**Aim of the exercise**:
Identify and copy all lines of the material where the string "latest" is found.

Collected data
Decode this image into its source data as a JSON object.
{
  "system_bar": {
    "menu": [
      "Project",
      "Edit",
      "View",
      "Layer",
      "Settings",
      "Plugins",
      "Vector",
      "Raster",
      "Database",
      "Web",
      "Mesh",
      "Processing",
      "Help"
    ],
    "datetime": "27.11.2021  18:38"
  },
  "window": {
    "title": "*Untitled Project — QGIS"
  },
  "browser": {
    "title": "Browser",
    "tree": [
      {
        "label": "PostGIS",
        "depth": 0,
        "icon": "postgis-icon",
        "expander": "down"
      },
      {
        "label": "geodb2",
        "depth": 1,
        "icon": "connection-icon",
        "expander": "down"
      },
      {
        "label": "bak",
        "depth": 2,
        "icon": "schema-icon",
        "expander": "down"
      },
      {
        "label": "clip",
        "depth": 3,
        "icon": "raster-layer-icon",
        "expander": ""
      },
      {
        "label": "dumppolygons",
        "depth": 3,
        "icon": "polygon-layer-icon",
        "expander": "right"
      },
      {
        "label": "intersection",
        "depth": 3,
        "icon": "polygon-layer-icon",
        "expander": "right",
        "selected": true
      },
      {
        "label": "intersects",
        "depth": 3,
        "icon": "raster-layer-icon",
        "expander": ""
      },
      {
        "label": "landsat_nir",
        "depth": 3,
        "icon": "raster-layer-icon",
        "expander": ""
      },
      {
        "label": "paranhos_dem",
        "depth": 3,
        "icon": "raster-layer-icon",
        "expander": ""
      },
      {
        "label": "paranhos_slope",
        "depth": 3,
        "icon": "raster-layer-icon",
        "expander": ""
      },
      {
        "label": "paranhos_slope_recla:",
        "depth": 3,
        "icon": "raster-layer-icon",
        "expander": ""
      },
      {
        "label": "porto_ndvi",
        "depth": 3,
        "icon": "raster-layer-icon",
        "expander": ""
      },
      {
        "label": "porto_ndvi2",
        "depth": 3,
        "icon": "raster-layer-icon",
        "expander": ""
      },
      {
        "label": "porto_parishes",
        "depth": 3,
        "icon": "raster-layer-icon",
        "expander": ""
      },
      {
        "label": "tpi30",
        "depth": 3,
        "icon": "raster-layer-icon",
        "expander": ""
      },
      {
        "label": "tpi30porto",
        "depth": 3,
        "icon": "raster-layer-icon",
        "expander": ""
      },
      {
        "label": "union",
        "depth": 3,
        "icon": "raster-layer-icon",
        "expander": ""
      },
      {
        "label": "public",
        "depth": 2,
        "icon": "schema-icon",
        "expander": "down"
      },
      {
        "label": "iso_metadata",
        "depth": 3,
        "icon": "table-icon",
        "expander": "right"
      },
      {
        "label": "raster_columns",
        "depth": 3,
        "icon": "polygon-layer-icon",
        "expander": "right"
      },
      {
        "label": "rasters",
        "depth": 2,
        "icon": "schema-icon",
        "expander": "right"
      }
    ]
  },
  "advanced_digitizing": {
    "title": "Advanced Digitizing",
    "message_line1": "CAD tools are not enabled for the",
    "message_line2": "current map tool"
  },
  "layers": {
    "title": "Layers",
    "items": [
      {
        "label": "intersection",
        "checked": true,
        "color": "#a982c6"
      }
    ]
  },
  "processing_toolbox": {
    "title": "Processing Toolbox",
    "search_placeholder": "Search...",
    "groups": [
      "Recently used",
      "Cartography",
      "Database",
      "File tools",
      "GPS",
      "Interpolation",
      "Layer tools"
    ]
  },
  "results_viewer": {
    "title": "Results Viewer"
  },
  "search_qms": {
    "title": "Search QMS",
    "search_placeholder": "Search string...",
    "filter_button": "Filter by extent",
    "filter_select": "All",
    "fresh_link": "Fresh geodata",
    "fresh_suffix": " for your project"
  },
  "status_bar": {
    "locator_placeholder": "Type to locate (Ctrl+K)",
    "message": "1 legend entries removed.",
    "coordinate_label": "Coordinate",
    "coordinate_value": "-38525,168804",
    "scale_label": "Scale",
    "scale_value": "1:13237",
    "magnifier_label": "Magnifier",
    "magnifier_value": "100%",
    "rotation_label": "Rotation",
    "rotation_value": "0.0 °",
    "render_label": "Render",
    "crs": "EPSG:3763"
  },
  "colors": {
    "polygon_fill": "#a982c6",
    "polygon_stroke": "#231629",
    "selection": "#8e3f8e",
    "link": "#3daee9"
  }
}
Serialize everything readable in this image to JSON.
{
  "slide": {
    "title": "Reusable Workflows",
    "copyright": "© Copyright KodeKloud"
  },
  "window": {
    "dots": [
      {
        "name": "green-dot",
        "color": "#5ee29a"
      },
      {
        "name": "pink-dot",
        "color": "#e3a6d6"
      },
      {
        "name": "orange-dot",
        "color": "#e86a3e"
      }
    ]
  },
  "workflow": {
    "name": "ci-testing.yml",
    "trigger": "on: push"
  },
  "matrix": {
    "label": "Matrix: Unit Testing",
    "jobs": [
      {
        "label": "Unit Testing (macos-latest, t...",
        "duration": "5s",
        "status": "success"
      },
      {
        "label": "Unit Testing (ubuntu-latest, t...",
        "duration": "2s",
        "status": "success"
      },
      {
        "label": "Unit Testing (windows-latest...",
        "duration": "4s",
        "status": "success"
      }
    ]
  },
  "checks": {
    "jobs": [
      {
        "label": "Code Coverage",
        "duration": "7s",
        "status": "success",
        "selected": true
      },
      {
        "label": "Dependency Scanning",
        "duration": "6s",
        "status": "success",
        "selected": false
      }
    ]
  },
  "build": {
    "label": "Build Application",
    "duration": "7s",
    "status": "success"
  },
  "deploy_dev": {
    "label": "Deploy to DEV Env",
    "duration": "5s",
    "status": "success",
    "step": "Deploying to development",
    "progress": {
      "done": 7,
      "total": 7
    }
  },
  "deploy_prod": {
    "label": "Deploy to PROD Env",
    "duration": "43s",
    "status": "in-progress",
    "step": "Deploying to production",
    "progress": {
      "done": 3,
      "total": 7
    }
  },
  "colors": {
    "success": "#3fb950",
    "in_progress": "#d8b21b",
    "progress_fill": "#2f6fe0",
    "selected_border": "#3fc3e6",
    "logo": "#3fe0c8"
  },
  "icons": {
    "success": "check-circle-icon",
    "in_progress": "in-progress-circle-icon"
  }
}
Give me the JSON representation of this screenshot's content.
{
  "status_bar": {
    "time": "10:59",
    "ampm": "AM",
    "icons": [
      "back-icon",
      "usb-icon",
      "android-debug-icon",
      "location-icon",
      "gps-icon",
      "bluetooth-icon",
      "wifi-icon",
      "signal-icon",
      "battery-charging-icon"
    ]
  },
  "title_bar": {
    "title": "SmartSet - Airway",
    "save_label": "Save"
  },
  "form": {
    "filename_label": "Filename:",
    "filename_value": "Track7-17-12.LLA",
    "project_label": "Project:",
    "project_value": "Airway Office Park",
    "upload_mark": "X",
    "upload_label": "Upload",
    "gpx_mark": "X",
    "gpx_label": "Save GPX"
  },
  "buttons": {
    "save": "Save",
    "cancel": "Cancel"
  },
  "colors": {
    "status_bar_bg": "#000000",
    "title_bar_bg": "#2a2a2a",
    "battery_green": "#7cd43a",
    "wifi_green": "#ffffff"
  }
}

**Solution**:
        "label": "Unit Testing (macos-latest, t...",
        "label": "Unit Testing (ubuntu-latest, t...",
        "label": "Unit Testing (windows-latest...",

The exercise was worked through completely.